INFORMATION SHOWN:

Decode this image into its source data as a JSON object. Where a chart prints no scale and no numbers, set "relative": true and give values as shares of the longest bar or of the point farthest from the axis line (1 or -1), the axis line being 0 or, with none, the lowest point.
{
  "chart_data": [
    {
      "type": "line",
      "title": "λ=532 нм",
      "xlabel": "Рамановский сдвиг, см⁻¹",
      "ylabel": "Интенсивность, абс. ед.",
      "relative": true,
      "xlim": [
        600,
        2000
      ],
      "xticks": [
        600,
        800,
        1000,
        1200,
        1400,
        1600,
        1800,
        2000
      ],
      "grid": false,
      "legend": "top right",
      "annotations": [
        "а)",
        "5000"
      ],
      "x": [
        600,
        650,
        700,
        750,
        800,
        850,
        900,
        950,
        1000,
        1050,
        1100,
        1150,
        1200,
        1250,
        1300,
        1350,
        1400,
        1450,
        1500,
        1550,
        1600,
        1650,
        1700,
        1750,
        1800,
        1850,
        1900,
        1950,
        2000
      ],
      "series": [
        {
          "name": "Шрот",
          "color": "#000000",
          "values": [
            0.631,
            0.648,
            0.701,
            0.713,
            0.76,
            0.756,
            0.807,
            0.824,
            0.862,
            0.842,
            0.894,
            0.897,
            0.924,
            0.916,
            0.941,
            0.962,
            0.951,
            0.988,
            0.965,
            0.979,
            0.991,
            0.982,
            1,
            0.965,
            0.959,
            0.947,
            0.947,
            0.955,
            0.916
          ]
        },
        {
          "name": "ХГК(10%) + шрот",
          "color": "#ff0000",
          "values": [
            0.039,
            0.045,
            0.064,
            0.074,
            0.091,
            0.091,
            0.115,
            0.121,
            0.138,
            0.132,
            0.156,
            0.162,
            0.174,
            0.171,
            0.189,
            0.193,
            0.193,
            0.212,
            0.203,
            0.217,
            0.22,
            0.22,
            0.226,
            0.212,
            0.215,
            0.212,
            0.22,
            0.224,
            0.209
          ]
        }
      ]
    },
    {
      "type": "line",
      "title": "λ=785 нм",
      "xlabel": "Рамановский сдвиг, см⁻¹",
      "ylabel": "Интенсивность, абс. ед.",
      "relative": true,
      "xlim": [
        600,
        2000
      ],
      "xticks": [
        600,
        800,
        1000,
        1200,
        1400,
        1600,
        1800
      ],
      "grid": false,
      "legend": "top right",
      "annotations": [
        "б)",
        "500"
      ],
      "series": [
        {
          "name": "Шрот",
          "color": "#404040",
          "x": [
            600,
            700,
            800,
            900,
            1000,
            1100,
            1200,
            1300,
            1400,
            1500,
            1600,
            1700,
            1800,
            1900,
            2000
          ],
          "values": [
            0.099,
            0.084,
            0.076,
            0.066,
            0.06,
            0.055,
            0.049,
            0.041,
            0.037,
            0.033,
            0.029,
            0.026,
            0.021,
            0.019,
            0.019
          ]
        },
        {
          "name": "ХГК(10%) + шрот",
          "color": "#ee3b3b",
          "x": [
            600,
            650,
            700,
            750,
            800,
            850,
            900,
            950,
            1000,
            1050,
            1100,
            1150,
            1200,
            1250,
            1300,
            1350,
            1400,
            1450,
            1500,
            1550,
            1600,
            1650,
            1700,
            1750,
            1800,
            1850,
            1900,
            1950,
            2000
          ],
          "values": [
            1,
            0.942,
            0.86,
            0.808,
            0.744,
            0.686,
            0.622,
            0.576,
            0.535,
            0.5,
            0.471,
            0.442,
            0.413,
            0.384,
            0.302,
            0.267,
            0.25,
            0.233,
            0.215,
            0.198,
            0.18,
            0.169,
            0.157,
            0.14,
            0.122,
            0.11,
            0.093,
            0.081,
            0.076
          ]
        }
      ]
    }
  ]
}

STATED GOAL:
Give back all the records exactly as they stand.

ANSWER TO THIS PROBLEM:
Decode this image into its source data as a JSON object. Where a chart prints no scale and no numbers, set "relative": true and give values as shares of the longest bar or of the point farthest from the axis line (1 or -1), the axis line being 0 or, with none, the lowest point.
{
  "chart_data": [
    {
      "type": "line",
      "title": "λ=532 нм",
      "xlabel": "Рамановский сдвиг, см⁻¹",
      "ylabel": "Интенсивность, абс. ед.",
      "relative": true,
      "xlim": [
        600,
        2000
      ],
      "xticks": [
        600,
        800,
        1000,
        1200,
        1400,
        1600,
        1800,
        2000
      ],
      "grid": false,
      "legend": "top right",
      "annotations": [
        "а)",
        "5000"
      ],
      "x": [
        600,
        650,
        700,
        750,
        800,
        850,
        900,
        950,
        1000,
        1050,
        1100,
        1150,
        1200,
        1250,
        1300,
        1350,
        1400,
        1450,
        1500,
        1550,
        1600,
        1650,
        1700,
        1750,
        1800,
        1850,
        1900,
        1950,
        2000
      ],
      "series": [
        {
          "name": "Шрот",
          "color": "#000000",
          "values": [
            0.631,
            0.648,
            0.701,
            0.713,
            0.76,
            0.756,
            0.807,
            0.824,
            0.862,
            0.842,
            0.894,
            0.897,
            0.924,
            0.916,
            0.941,
            0.962,
            0.951,
            0.988,
            0.965,
            0.979,
            0.991,
            0.982,
            1,
            0.965,
            0.959,
            0.947,
            0.947,
            0.955,
            0.916
          ]
        },
        {
          "name": "ХГК(10%) + шрот",
          "color": "#ff0000",
          "values": [
            0.039,
            0.045,
            0.064,
            0.074,
            0.091,
            0.091,
            0.115,
            0.121,
            0.138,
            0.132,
            0.156,
            0.162,
            0.174,
            0.171,
            0.189,
            0.193,
            0.193,
            0.212,
            0.203,
            0.217,
            0.22,
            0.22,
            0.226,
            0.212,
            0.215,
            0.212,
            0.22,
            0.224,
            0.209
          ]
        }
      ]
    },
    {
      "type": "line",
      "title": "λ=785 нм",
      "xlabel": "Рамановский сдвиг, см⁻¹",
      "ylabel": "Интенсивность, абс. ед.",
      "relative": true,
      "xlim": [
        600,
        2000
      ],
      "xticks": [
        600,
        800,
        1000,
        1200,
        1400,
        1600,
        1800
      ],
      "grid": false,
      "legend": "top right",
      "annotations": [
        "б)",
        "500"
      ],
      "series": [
        {
          "name": "Шрот",
          "color": "#404040",
          "x": [
            600,
            700,
            800,
            900,
            1000,
            1100,
            1200,
            1300,
            1400,
            1500,
            1600,
            1700,
            1800,
            1900,
            2000
          ],
          "values": [
            0.099,
            0.084,
            0.076,
            0.066,
            0.06,
            0.055,
            0.049,
            0.041,
            0.037,
            0.033,
            0.029,
            0.026,
            0.021,
            0.019,
            0.019
          ]
        },
        {
          "name": "ХГК(10%) + шрот",
          "color": "#ee3b3b",
          "x": [
            600,
            650,
            700,
            750,
            800,
            850,
            900,
            950,
            1000,
            1050,
            1100,
            1150,
            1200,
            1250,
            1300,
            1350,
            1400,
            1450,
            1500,
            1550,
            1600,
            1650,
            1700,
            1750,
            1800,
            1850,
            1900,
            1950,
            2000
          ],
          "values": [
            1,
            0.942,
            0.86,
            0.808,
            0.744,
            0.686,
            0.622,
            0.576,
            0.535,
            0.5,
            0.471,
            0.442,
            0.413,
            0.384,
            0.302,
            0.267,
            0.25,
            0.233,
            0.215,
            0.198,
            0.18,
            0.169,
            0.157,
            0.14,
            0.122,
            0.11,
            0.093,
            0.081,
            0.076
          ]
        }
      ]
    }
  ]
}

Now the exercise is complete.